__Directions for this task__: Reproduce the entries below in full, word for word.

--- Records provided ---

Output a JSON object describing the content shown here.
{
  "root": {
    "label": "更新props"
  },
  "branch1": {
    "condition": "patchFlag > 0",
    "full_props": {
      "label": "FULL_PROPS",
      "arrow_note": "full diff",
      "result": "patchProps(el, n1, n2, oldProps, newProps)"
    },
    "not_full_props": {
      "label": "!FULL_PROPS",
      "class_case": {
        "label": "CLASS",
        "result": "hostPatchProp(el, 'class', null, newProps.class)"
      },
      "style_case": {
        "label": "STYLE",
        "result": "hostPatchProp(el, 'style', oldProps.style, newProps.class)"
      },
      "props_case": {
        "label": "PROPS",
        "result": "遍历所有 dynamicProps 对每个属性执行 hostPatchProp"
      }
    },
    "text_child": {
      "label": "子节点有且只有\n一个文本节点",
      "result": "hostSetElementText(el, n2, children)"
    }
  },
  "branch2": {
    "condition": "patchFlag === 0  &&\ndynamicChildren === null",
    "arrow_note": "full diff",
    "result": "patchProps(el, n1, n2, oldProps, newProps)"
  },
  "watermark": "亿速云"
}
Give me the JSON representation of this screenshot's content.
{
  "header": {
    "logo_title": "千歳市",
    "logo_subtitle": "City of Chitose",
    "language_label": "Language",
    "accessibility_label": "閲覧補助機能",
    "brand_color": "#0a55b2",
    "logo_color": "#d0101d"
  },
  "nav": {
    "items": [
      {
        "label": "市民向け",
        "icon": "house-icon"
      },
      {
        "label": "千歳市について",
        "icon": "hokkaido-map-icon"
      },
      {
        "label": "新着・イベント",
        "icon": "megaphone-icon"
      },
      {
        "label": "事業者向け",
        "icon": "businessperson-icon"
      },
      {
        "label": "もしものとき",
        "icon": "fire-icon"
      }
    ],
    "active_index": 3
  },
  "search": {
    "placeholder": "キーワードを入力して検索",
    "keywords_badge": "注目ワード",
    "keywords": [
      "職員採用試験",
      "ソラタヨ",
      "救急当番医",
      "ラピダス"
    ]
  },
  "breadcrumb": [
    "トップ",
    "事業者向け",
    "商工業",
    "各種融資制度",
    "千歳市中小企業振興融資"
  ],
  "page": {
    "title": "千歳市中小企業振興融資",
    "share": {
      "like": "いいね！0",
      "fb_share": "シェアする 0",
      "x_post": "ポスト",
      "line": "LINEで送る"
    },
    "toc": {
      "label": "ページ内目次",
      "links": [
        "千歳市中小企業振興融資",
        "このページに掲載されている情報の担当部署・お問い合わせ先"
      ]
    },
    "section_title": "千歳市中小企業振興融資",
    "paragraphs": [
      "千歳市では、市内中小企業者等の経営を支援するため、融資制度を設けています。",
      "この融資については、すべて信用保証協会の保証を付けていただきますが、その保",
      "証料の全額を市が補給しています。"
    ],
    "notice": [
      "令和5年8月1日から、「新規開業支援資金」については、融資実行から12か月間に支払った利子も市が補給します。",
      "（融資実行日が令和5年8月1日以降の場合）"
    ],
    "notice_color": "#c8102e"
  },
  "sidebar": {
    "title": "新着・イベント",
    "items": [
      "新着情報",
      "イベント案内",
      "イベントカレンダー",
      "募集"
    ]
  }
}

---

__Solution__:
Output a JSON object describing the content shown here.
{
  "root": {
    "label": "更新props"
  },
  "branch1": {
    "condition": "patchFlag > 0",
    "full_props": {
      "label": "FULL_PROPS",
      "arrow_note": "full diff",
      "result": "patchProps(el, n1, n2, oldProps, newProps)"
    },
    "not_full_props": {
      "label": "!FULL_PROPS",
      "class_case": {
        "label": "CLASS",
        "result": "hostPatchProp(el, 'class', null, newProps.class)"
      },
      "style_case": {
        "label": "STYLE",
        "result": "hostPatchProp(el, 'style', oldProps.style, newProps.class)"
      },
      "props_case": {
        "label": "PROPS",
        "result": "遍历所有 dynamicProps 对每个属性执行 hostPatchProp"
      }
    },
    "text_child": {
      "label": "子节点有且只有\n一个文本节点",
      "result": "hostSetElementText(el, n2, children)"
    }
  },
  "branch2": {
    "condition": "patchFlag === 0  &&\ndynamicChildren === null",
    "arrow_note": "full diff",
    "result": "patchProps(el, n1, n2, oldProps, newProps)"
  },
  "watermark": "亿速云"
}
Give me the JSON representation of this screenshot's content.
{
  "header": {
    "logo_title": "千歳市",
    "logo_subtitle": "City of Chitose",
    "language_label": "Language",
    "accessibility_label": "閲覧補助機能",
    "brand_color": "#0a55b2",
    "logo_color": "#d0101d"
  },
  "nav": {
    "items": [
      {
        "label": "市民向け",
        "icon": "house-icon"
      },
      {
        "label": "千歳市について",
        "icon": "hokkaido-map-icon"
      },
      {
        "label": "新着・イベント",
        "icon": "megaphone-icon"
      },
      {
        "label": "事業者向け",
        "icon": "businessperson-icon"
      },
      {
        "label": "もしものとき",
        "icon": "fire-icon"
      }
    ],
    "active_index": 3
  },
  "search": {
    "placeholder": "キーワードを入力して検索",
    "keywords_badge": "注目ワード",
    "keywords": [
      "職員採用試験",
      "ソラタヨ",
      "救急当番医",
      "ラピダス"
    ]
  },
  "breadcrumb": [
    "トップ",
    "事業者向け",
    "商工業",
    "各種融資制度",
    "千歳市中小企業振興融資"
  ],
  "page": {
    "title": "千歳市中小企業振興融資",
    "share": {
      "like": "いいね！0",
      "fb_share": "シェアする 0",
      "x_post": "ポスト",
      "line": "LINEで送る"
    },
    "toc": {
      "label": "ページ内目次",
      "links": [
        "千歳市中小企業振興融資",
        "このページに掲載されている情報の担当部署・お問い合わせ先"
      ]
    },
    "section_title": "千歳市中小企業振興融資",
    "paragraphs": [
      "千歳市では、市内中小企業者等の経営を支援するため、融資制度を設けています。",
      "この融資については、すべて信用保証協会の保証を付けていただきますが、その保",
      "証料の全額を市が補給しています。"
    ],
    "notice": [
      "令和5年8月1日から、「新規開業支援資金」については、融資実行から12か月間に支払った利子も市が補給します。",
      "（融資実行日が令和5年8月1日以降の場合）"
    ],
    "notice_color": "#c8102e"
  },
  "sidebar": {
    "title": "新着・イベント",
    "items": [
      "新着情報",
      "イベント案内",
      "イベントカレンダー",
      "募集"
    ]
  }
}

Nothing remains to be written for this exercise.